PROBLEM REQUIREMENTS =
Would you set down every entry shown below, precisely as written?

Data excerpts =
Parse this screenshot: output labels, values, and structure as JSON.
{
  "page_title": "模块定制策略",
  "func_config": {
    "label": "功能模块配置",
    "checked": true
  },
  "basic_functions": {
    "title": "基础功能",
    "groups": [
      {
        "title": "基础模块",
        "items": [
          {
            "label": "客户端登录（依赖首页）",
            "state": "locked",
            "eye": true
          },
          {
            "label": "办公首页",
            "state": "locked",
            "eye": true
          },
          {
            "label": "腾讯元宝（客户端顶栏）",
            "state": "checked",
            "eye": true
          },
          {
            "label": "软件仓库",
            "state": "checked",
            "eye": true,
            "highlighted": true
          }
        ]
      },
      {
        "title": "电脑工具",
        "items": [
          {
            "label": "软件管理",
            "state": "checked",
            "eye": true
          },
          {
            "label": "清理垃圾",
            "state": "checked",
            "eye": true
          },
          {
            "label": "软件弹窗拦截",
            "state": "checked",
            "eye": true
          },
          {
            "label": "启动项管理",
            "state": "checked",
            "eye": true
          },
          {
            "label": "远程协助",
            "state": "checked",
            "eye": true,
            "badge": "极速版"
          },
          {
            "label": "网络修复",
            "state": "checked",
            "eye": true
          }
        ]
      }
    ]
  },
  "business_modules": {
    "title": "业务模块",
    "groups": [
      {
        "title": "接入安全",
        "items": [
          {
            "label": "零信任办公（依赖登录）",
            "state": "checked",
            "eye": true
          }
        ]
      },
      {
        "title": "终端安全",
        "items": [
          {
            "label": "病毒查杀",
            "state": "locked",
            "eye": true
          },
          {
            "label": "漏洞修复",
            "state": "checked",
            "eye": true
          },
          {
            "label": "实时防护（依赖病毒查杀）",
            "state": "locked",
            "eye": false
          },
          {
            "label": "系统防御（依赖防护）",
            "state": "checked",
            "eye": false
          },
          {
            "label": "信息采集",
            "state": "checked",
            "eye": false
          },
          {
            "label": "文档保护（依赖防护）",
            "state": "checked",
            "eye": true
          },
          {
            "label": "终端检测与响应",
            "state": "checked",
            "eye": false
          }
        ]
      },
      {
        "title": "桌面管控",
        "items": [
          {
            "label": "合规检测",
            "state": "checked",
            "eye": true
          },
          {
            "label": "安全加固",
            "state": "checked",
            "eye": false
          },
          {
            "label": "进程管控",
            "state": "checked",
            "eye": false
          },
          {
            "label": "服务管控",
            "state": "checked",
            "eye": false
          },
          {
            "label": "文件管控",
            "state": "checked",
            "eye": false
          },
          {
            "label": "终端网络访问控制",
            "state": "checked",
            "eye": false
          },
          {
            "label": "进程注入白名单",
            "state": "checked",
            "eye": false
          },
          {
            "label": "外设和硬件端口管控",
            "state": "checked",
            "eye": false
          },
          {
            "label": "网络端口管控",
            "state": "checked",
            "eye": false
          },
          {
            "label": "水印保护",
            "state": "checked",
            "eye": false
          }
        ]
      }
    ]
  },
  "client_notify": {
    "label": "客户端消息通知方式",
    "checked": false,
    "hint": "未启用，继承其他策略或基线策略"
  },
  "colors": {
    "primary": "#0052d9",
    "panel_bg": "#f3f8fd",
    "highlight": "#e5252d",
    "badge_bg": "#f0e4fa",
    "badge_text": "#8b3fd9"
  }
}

TASK RESPONSE =
Parse this screenshot: output labels, values, and structure as JSON.
{
  "page_title": "模块定制策略",
  "func_config": {
    "label": "功能模块配置",
    "checked": true
  },
  "basic_functions": {
    "title": "基础功能",
    "groups": [
      {
        "title": "基础模块",
        "items": [
          {
            "label": "客户端登录（依赖首页）",
            "state": "locked",
            "eye": true
          },
          {
            "label": "办公首页",
            "state": "locked",
            "eye": true
          },
          {
            "label": "腾讯元宝（客户端顶栏）",
            "state": "checked",
            "eye": true
          },
          {
            "label": "软件仓库",
            "state": "checked",
            "eye": true,
            "highlighted": true
          }
        ]
      },
      {
        "title": "电脑工具",
        "items": [
          {
            "label": "软件管理",
            "state": "checked",
            "eye": true
          },
          {
            "label": "清理垃圾",
            "state": "checked",
            "eye": true
          },
          {
            "label": "软件弹窗拦截",
            "state": "checked",
            "eye": true
          },
          {
            "label": "启动项管理",
            "state": "checked",
            "eye": true
          },
          {
            "label": "远程协助",
            "state": "checked",
            "eye": true,
            "badge": "极速版"
          },
          {
            "label": "网络修复",
            "state": "checked",
            "eye": true
          }
        ]
      }
    ]
  },
  "business_modules": {
    "title": "业务模块",
    "groups": [
      {
        "title": "接入安全",
        "items": [
          {
            "label": "零信任办公（依赖登录）",
            "state": "checked",
            "eye": true
          }
        ]
      },
      {
        "title": "终端安全",
        "items": [
          {
            "label": "病毒查杀",
            "state": "locked",
            "eye": true
          },
          {
            "label": "漏洞修复",
            "state": "checked",
            "eye": true
          },
          {
            "label": "实时防护（依赖病毒查杀）",
            "state": "locked",
            "eye": false
          },
          {
            "label": "系统防御（依赖防护）",
            "state": "checked",
            "eye": false
          },
          {
            "label": "信息采集",
            "state": "checked",
            "eye": false
          },
          {
            "label": "文档保护（依赖防护）",
            "state": "checked",
            "eye": true
          },
          {
            "label": "终端检测与响应",
            "state": "checked",
            "eye": false
          }
        ]
      },
      {
        "title": "桌面管控",
        "items": [
          {
            "label": "合规检测",
            "state": "checked",
            "eye": true
          },
          {
            "label": "安全加固",
            "state": "checked",
            "eye": false
          },
          {
            "label": "进程管控",
            "state": "checked",
            "eye": false
          },
          {
            "label": "服务管控",
            "state": "checked",
            "eye": false
          },
          {
            "label": "文件管控",
            "state": "checked",
            "eye": false
          },
          {
            "label": "终端网络访问控制",
            "state": "checked",
            "eye": false
          },
          {
            "label": "进程注入白名单",
            "state": "checked",
            "eye": false
          },
          {
            "label": "外设和硬件端口管控",
            "state": "checked",
            "eye": false
          },
          {
            "label": "网络端口管控",
            "state": "checked",
            "eye": false
          },
          {
            "label": "水印保护",
            "state": "checked",
            "eye": false
          }
        ]
      }
    ]
  },
  "client_notify": {
    "label": "客户端消息通知方式",
    "checked": false,
    "hint": "未启用，继承其他策略或基线策略"
  },
  "colors": {
    "primary": "#0052d9",
    "panel_bg": "#f3f8fd",
    "highlight": "#e5252d",
    "badge_bg": "#f0e4fa",
    "badge_text": "#8b3fd9"
  }
}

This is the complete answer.